(Records from a data source)
=-=-=
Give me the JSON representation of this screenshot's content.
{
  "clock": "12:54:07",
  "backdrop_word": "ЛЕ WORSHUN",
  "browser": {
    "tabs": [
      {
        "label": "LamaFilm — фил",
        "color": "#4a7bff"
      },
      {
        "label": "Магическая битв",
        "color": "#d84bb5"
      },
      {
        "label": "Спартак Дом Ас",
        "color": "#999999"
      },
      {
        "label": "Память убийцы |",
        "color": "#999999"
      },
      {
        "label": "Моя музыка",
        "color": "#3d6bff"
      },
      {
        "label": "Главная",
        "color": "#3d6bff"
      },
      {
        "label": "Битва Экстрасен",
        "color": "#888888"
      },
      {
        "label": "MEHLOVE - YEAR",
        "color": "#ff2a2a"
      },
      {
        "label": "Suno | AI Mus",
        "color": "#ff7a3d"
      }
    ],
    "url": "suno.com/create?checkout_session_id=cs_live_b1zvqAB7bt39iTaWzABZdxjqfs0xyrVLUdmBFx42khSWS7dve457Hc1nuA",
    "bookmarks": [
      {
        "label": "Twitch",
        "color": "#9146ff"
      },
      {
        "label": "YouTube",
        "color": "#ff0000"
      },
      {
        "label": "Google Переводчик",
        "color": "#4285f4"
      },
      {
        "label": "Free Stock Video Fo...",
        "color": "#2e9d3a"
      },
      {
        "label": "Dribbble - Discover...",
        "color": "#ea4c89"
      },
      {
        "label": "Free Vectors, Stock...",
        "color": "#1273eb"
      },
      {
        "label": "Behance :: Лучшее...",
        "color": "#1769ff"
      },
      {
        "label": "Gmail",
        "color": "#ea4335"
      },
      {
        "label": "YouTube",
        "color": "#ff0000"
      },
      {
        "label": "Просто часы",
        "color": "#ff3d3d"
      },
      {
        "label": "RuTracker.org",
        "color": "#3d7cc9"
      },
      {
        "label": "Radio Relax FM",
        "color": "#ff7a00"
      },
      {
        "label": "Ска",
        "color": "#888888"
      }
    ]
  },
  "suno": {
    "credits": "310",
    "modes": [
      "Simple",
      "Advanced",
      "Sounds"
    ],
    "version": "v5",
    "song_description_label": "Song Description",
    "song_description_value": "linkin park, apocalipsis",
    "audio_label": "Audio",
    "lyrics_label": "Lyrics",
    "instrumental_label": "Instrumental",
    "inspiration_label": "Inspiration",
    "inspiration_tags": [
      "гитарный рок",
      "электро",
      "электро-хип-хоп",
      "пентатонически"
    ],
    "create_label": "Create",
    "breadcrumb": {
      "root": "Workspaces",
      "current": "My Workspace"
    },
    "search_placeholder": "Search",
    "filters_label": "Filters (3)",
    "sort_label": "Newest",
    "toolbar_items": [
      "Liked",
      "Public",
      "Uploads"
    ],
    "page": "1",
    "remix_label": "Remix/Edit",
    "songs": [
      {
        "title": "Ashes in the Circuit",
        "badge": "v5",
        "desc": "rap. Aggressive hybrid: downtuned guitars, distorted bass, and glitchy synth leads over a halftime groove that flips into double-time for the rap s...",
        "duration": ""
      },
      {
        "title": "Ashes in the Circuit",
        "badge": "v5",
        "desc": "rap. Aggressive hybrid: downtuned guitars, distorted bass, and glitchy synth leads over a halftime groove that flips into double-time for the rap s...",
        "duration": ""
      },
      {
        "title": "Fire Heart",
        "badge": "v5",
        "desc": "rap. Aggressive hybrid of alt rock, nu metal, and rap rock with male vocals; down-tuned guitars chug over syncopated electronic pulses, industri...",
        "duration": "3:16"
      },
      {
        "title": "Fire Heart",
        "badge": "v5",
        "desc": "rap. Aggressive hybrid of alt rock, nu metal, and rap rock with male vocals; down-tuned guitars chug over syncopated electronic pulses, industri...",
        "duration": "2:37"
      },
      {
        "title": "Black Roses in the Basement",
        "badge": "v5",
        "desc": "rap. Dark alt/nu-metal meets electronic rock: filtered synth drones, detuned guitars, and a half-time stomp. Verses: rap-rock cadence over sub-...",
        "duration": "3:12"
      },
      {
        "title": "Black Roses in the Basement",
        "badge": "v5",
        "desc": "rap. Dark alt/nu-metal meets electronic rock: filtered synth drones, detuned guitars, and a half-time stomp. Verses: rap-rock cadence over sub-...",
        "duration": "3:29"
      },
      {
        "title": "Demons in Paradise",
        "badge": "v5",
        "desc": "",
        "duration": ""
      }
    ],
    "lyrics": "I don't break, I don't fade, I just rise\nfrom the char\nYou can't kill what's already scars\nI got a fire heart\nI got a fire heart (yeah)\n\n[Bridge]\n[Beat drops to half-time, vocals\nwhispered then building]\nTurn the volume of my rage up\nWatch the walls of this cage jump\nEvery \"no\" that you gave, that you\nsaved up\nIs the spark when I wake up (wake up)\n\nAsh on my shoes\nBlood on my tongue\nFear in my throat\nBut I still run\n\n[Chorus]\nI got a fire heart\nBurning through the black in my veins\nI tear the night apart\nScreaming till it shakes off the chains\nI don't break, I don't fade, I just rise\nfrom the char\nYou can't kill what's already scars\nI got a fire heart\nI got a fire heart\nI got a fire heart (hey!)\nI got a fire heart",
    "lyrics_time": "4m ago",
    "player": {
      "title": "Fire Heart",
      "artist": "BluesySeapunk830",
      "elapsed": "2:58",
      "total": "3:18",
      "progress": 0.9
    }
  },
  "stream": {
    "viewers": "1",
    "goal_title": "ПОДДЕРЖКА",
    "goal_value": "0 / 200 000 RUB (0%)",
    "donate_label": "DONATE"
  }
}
=-=-=
* EXERCISE: Search the entries for the word "duration" and pick out every line that holds it.

* OUTPUT OF THE EXERCISE:
        "duration": ""
        "duration": ""
        "duration": "3:16"
        "duration": "2:37"
        "duration": "3:12"
        "duration": "3:29"
        "duration": ""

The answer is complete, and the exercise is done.